BRIEF: Put the material into a JSON list of strings, one string per line. Start at the first line, go through the line with "collection-panel-header: § Sounutsstah", include that line, and leave out blank lines.

SUPPLIED RECORDS:

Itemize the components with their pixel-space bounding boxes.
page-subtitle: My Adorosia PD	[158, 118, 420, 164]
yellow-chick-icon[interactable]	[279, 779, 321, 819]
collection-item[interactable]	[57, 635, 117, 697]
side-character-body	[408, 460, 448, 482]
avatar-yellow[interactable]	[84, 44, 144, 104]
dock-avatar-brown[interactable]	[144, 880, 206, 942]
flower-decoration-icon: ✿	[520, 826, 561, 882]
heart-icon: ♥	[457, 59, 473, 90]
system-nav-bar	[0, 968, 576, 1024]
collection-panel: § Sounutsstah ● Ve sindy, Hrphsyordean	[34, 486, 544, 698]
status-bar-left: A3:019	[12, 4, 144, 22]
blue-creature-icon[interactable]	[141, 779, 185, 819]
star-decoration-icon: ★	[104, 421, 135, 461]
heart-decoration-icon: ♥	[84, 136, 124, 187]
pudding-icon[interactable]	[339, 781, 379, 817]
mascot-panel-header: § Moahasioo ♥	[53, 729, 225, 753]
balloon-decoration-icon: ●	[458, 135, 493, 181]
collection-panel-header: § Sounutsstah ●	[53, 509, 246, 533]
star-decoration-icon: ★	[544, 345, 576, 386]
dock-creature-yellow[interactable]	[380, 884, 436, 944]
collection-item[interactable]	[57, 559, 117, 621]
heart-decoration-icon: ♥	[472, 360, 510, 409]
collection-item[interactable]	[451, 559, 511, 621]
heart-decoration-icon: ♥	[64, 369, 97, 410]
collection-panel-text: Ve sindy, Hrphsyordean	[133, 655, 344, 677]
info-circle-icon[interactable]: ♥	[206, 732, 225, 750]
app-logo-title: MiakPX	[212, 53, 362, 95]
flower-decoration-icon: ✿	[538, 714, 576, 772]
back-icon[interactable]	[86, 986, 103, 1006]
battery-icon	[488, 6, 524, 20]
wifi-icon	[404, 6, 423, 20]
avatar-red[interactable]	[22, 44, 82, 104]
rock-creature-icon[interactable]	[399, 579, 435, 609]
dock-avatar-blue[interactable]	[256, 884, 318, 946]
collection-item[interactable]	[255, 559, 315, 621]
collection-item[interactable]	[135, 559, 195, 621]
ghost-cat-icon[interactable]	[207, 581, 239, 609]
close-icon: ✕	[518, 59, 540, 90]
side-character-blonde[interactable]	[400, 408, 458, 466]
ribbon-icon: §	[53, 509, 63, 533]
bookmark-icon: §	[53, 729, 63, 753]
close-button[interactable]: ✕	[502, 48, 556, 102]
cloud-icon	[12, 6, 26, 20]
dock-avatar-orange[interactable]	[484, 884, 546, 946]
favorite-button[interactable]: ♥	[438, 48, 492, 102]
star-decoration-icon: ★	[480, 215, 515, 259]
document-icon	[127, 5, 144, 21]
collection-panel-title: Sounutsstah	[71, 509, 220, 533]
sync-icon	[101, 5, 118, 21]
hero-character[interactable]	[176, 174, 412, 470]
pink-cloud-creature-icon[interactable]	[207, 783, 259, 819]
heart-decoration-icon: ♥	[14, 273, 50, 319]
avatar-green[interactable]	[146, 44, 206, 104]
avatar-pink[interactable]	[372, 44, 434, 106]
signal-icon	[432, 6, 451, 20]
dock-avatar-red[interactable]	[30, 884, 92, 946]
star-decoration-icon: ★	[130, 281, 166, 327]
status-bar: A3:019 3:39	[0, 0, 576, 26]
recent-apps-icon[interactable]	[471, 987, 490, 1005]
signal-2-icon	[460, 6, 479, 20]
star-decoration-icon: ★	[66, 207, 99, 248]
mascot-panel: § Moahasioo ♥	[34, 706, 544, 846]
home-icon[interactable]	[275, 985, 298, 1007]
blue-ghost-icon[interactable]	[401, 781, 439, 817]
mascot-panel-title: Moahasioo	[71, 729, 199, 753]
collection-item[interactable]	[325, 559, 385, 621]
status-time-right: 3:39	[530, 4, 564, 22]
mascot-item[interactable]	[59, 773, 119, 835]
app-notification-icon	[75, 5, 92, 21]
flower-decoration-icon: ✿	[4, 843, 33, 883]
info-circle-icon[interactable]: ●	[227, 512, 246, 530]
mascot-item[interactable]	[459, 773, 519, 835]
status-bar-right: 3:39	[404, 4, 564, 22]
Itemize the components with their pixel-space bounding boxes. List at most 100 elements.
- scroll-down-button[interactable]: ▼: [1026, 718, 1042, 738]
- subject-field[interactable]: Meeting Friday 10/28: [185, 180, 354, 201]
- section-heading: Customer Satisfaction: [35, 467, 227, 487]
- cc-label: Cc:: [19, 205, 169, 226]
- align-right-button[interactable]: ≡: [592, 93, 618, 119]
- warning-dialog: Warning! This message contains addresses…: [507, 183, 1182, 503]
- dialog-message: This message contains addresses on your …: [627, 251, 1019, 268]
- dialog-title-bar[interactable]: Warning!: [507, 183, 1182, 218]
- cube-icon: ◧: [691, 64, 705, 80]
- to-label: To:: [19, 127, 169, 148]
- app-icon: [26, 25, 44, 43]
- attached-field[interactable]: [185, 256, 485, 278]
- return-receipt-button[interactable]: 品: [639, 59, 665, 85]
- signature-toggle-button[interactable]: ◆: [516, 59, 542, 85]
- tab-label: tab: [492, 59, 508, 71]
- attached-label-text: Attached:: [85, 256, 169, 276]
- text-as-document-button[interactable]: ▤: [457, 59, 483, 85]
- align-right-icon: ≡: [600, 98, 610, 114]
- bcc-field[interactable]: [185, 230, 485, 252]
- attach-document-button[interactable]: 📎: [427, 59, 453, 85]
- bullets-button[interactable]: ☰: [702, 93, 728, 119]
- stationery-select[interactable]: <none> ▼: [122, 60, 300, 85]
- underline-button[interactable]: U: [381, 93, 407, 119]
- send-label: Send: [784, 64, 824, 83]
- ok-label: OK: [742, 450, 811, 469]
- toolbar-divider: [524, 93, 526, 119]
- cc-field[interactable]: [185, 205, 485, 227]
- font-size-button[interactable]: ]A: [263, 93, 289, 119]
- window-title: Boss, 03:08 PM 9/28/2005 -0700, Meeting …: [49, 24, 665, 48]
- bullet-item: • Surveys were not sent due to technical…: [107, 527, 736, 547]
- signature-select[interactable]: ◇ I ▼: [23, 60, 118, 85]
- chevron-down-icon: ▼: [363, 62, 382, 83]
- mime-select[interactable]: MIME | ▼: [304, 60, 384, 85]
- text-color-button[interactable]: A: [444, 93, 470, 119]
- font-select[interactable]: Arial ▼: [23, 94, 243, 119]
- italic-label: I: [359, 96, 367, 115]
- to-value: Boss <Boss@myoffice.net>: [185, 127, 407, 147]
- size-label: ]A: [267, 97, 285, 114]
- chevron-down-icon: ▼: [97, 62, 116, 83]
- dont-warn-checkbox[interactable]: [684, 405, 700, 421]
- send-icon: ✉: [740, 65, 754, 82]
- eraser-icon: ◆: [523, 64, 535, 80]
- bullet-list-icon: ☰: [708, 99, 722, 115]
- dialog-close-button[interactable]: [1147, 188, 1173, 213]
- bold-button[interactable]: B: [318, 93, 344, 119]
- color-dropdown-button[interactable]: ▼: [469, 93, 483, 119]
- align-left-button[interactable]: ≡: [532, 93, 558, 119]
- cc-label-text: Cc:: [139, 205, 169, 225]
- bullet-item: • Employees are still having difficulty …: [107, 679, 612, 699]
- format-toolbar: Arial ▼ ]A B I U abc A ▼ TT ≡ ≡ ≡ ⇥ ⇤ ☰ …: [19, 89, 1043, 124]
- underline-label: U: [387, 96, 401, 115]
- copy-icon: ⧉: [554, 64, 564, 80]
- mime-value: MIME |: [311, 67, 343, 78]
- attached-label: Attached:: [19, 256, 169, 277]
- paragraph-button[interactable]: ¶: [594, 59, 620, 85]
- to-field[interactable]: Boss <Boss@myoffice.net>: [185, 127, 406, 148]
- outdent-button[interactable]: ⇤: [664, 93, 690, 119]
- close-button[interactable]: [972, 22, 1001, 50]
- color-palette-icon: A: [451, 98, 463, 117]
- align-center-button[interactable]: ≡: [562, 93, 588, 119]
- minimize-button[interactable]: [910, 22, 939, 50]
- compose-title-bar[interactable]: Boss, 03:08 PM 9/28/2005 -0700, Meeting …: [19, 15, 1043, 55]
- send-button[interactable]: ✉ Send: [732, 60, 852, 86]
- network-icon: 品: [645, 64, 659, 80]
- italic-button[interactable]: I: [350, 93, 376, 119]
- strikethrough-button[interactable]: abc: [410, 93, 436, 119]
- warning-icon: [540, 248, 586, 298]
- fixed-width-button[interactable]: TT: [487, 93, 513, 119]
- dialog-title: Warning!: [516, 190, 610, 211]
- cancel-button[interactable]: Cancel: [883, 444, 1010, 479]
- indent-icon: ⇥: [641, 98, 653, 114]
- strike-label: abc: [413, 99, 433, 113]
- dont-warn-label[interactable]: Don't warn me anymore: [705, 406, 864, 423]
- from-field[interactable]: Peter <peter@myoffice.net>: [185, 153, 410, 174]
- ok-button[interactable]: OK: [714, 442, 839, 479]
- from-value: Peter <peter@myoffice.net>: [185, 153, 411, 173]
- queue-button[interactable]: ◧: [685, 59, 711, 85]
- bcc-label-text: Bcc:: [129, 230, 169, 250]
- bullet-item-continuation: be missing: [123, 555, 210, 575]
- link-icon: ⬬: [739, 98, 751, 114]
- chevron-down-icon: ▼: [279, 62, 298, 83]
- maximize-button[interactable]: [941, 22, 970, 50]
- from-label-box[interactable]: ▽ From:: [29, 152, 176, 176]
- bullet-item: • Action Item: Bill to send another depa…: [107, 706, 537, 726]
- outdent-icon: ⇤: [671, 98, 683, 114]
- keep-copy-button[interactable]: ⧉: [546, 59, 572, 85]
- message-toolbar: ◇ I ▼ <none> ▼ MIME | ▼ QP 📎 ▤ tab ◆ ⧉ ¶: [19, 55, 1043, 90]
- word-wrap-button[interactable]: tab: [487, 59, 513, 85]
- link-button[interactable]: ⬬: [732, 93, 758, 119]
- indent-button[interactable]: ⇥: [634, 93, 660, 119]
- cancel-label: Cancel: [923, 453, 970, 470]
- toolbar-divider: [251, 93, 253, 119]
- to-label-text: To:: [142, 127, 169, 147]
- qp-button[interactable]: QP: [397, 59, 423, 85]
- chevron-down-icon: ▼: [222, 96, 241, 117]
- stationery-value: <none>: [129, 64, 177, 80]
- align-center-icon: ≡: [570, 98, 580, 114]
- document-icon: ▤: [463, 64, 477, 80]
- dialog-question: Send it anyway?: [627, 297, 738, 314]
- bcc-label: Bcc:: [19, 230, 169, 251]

WRITTEN SOLUTION:
[
  "Itemize the components with their pixel-space bounding boxes.",
  "page-subtitle: My Adorosia PD\t[158, 118, 420, 164]",
  "yellow-chick-icon[interactable]\t[279, 779, 321, 819]",
  "collection-item[interactable]\t[57, 635, 117, 697]",
  "side-character-body\t[408, 460, 448, 482]",
  "avatar-yellow[interactable]\t[84, 44, 144, 104]",
  "dock-avatar-brown[interactable]\t[144, 880, 206, 942]",
  "flower-decoration-icon: ✿\t[520, 826, 561, 882]",
  "heart-icon: ♥\t[457, 59, 473, 90]",
  "system-nav-bar\t[0, 968, 576, 1024]",
  "collection-panel: § Sounutsstah ● Ve sindy, Hrphsyordean\t[34, 486, 544, 698]",
  "status-bar-left: A3:019\t[12, 4, 144, 22]",
  "blue-creature-icon[interactable]\t[141, 779, 185, 819]",
  "star-decoration-icon: ★\t[104, 421, 135, 461]",
  "heart-decoration-icon: ♥\t[84, 136, 124, 187]",
  "pudding-icon[interactable]\t[339, 781, 379, 817]",
  "mascot-panel-header: § Moahasioo ♥\t[53, 729, 225, 753]",
  "balloon-decoration-icon: ●\t[458, 135, 493, 181]",
  "collection-panel-header: § Sounutsstah ●\t[53, 509, 246, 533]"
]